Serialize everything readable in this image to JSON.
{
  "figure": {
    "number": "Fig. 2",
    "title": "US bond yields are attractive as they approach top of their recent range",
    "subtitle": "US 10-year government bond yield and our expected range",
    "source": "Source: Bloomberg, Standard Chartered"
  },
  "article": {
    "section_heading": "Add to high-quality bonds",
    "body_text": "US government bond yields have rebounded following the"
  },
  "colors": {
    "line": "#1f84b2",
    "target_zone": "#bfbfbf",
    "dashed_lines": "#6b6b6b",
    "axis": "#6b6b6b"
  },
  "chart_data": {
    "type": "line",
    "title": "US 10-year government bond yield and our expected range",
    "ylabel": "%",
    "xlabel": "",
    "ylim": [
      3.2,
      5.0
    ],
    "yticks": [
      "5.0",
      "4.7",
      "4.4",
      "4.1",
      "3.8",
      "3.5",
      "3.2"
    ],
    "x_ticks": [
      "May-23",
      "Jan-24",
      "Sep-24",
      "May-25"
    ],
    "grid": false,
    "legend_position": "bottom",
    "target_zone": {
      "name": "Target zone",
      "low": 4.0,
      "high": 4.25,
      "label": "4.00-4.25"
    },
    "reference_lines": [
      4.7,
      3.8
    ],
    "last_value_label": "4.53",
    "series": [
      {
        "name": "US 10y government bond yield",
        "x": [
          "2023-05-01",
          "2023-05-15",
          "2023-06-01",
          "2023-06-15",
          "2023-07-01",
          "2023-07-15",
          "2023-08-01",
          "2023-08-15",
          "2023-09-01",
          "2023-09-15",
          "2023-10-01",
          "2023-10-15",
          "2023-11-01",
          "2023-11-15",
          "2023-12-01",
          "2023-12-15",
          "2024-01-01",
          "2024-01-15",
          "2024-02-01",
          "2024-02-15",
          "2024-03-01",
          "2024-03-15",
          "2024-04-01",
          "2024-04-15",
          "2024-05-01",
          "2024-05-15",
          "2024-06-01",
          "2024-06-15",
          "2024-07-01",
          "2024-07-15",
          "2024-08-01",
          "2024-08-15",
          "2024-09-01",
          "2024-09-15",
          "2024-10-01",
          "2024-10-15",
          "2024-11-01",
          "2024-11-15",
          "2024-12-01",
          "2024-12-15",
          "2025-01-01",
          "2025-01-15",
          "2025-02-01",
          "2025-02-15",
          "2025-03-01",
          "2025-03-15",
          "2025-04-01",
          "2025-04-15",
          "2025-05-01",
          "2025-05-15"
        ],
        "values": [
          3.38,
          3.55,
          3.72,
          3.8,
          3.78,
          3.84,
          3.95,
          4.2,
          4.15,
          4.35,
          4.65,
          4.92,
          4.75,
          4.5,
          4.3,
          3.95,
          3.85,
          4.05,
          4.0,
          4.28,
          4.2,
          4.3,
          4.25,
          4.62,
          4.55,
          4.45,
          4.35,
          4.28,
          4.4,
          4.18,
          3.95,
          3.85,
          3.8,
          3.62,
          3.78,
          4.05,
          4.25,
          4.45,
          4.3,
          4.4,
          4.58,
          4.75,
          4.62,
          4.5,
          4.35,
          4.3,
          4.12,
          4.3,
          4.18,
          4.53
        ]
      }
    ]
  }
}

= = = = = = =

The records above should be duplicated in full, exactly as given.

Serialize everything readable in this image to JSON.
{
  "figure": {
    "number": "Fig. 2",
    "title": "US bond yields are attractive as they approach top of their recent range",
    "subtitle": "US 10-year government bond yield and our expected range",
    "source": "Source: Bloomberg, Standard Chartered"
  },
  "article": {
    "section_heading": "Add to high-quality bonds",
    "body_text": "US government bond yields have rebounded following the"
  },
  "colors": {
    "line": "#1f84b2",
    "target_zone": "#bfbfbf",
    "dashed_lines": "#6b6b6b",
    "axis": "#6b6b6b"
  },
  "chart_data": {
    "type": "line",
    "title": "US 10-year government bond yield and our expected range",
    "ylabel": "%",
    "xlabel": "",
    "ylim": [
      3.2,
      5.0
    ],
    "yticks": [
      "5.0",
      "4.7",
      "4.4",
      "4.1",
      "3.8",
      "3.5",
      "3.2"
    ],
    "x_ticks": [
      "May-23",
      "Jan-24",
      "Sep-24",
      "May-25"
    ],
    "grid": false,
    "legend_position": "bottom",
    "target_zone": {
      "name": "Target zone",
      "low": 4.0,
      "high": 4.25,
      "label": "4.00-4.25"
    },
    "reference_lines": [
      4.7,
      3.8
    ],
    "last_value_label": "4.53",
    "series": [
      {
        "name": "US 10y government bond yield",
        "x": [
          "2023-05-01",
          "2023-05-15",
          "2023-06-01",
          "2023-06-15",
          "2023-07-01",
          "2023-07-15",
          "2023-08-01",
          "2023-08-15",
          "2023-09-01",
          "2023-09-15",
          "2023-10-01",
          "2023-10-15",
          "2023-11-01",
          "2023-11-15",
          "2023-12-01",
          "2023-12-15",
          "2024-01-01",
          "2024-01-15",
          "2024-02-01",
          "2024-02-15",
          "2024-03-01",
          "2024-03-15",
          "2024-04-01",
          "2024-04-15",
          "2024-05-01",
          "2024-05-15",
          "2024-06-01",
          "2024-06-15",
          "2024-07-01",
          "2024-07-15",
          "2024-08-01",
          "2024-08-15",
          "2024-09-01",
          "2024-09-15",
          "2024-10-01",
          "2024-10-15",
          "2024-11-01",
          "2024-11-15",
          "2024-12-01",
          "2024-12-15",
          "2025-01-01",
          "2025-01-15",
          "2025-02-01",
          "2025-02-15",
          "2025-03-01",
          "2025-03-15",
          "2025-04-01",
          "2025-04-15",
          "2025-05-01",
          "2025-05-15"
        ],
        "values": [
          3.38,
          3.55,
          3.72,
          3.8,
          3.78,
          3.84,
          3.95,
          4.2,
          4.15,
          4.35,
          4.65,
          4.92,
          4.75,
          4.5,
          4.3,
          3.95,
          3.85,
          4.05,
          4.0,
          4.28,
          4.2,
          4.3,
          4.25,
          4.62,
          4.55,
          4.45,
          4.35,
          4.28,
          4.4,
          4.18,
          3.95,
          3.85,
          3.8,
          3.62,
          3.78,
          4.05,
          4.25,
          4.45,
          4.3,
          4.4,
          4.58,
          4.75,
          4.62,
          4.5,
          4.35,
          4.3,
          4.12,
          4.3,
          4.18,
          4.53
        ]
      }
    ]
  }
}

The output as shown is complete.